The problem:
Check each line of the records for "JSON"; collect those that have it.

Entries supplied:
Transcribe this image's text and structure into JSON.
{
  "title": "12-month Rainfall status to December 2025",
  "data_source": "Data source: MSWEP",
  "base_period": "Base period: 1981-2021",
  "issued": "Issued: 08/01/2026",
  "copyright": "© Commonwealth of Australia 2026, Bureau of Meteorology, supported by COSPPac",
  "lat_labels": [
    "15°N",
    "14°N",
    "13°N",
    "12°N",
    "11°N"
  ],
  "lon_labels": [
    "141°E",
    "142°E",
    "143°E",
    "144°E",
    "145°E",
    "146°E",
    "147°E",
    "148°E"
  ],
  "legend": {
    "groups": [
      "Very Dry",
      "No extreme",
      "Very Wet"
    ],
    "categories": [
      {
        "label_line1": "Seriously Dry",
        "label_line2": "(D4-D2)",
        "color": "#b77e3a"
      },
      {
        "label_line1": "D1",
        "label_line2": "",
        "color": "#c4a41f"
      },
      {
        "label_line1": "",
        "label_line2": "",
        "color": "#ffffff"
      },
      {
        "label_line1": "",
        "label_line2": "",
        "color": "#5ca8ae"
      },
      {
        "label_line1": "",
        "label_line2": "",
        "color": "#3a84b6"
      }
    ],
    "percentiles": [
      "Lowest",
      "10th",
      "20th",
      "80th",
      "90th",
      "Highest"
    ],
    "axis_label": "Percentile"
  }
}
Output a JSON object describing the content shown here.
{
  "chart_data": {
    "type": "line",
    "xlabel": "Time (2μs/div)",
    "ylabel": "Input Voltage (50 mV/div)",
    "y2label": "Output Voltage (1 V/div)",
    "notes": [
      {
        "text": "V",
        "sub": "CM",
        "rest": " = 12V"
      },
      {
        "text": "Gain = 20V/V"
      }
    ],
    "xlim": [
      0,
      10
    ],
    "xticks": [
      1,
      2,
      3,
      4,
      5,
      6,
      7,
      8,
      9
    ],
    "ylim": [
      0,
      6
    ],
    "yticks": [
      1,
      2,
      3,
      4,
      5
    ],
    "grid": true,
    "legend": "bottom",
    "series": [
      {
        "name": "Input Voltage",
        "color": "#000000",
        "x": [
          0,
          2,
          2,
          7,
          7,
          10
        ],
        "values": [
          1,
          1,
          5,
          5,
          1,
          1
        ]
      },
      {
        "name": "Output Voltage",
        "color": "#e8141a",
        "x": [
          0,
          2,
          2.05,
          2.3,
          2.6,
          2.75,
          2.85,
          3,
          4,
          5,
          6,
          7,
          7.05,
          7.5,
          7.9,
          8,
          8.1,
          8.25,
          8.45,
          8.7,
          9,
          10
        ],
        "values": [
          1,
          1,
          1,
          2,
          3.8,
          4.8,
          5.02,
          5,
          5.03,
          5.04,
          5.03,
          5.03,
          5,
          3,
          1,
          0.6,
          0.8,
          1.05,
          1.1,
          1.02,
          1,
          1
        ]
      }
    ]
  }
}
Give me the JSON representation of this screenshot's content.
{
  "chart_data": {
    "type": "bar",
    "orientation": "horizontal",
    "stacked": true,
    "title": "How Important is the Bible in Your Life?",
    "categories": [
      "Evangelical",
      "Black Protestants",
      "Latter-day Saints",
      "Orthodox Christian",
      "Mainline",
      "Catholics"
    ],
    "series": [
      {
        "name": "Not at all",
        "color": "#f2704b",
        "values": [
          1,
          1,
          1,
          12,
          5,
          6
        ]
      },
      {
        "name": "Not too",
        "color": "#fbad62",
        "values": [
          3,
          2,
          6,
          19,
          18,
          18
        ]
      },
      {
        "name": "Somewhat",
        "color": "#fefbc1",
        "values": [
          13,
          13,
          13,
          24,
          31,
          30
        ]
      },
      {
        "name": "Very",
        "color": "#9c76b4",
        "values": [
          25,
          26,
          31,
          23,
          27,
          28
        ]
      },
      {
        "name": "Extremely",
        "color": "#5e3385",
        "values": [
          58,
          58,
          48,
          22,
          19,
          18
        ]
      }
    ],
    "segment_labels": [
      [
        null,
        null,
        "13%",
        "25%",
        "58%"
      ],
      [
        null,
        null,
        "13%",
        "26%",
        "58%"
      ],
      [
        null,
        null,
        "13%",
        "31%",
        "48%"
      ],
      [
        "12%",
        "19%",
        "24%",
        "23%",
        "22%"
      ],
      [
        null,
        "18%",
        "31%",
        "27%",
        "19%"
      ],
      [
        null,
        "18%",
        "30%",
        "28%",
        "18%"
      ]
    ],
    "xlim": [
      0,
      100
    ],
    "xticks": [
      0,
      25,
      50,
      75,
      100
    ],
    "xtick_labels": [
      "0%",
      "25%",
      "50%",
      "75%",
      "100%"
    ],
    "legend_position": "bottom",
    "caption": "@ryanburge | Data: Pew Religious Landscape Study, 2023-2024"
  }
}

Solved exercise:
Transcribe this image's text and structure into JSON.
Output a JSON object describing the content shown here.
Give me the JSON representation of this screenshot's content.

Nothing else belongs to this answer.